> EXERCISE PROMPT: Determine how many lines of the material hold the string "JSON" and reply with only that number.

> RECORD EXCERPTS:
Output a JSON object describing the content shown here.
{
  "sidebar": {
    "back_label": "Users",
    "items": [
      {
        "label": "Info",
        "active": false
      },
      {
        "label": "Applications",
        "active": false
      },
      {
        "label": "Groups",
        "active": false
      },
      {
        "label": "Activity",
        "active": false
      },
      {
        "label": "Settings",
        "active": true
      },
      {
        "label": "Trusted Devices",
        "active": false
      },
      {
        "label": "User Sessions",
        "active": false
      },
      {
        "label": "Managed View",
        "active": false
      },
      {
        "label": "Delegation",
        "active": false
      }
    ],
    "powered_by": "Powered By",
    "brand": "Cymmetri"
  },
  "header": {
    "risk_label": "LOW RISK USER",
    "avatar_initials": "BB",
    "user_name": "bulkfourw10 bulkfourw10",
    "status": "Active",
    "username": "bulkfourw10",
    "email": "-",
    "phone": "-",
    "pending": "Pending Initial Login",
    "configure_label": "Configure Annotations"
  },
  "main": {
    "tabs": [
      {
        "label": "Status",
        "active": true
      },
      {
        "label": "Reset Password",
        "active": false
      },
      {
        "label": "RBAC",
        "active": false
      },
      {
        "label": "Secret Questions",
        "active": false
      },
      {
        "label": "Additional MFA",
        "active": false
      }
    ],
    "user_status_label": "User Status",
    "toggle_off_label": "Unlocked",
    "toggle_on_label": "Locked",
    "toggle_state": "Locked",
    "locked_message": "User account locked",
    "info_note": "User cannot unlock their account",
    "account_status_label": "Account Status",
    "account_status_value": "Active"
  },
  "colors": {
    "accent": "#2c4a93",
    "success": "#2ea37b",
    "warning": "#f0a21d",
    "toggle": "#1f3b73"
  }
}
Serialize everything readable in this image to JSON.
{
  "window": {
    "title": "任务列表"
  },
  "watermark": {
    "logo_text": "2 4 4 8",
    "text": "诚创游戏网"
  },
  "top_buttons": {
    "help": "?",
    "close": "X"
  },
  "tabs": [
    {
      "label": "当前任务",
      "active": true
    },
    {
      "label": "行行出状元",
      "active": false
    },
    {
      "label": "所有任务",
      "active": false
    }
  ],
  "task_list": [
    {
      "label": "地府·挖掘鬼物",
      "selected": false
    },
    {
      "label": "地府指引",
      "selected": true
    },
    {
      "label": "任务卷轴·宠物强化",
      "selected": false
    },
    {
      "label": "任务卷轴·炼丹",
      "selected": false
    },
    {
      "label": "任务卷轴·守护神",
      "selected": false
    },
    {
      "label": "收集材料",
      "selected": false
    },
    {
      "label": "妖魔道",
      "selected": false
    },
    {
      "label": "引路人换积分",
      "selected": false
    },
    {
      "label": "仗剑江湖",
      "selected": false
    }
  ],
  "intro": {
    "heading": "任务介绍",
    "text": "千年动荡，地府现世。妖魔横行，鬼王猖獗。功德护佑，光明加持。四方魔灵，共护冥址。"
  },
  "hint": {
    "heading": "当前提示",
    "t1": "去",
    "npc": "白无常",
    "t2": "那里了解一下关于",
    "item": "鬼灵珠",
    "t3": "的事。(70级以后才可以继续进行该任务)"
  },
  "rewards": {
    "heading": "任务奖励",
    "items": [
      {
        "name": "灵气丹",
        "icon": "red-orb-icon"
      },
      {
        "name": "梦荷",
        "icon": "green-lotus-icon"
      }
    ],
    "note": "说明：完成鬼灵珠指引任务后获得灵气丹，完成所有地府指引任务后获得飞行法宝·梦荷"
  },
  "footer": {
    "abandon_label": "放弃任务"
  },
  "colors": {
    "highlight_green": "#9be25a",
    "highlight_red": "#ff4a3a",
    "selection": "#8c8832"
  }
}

> OUTPUT OF THE TASK: 2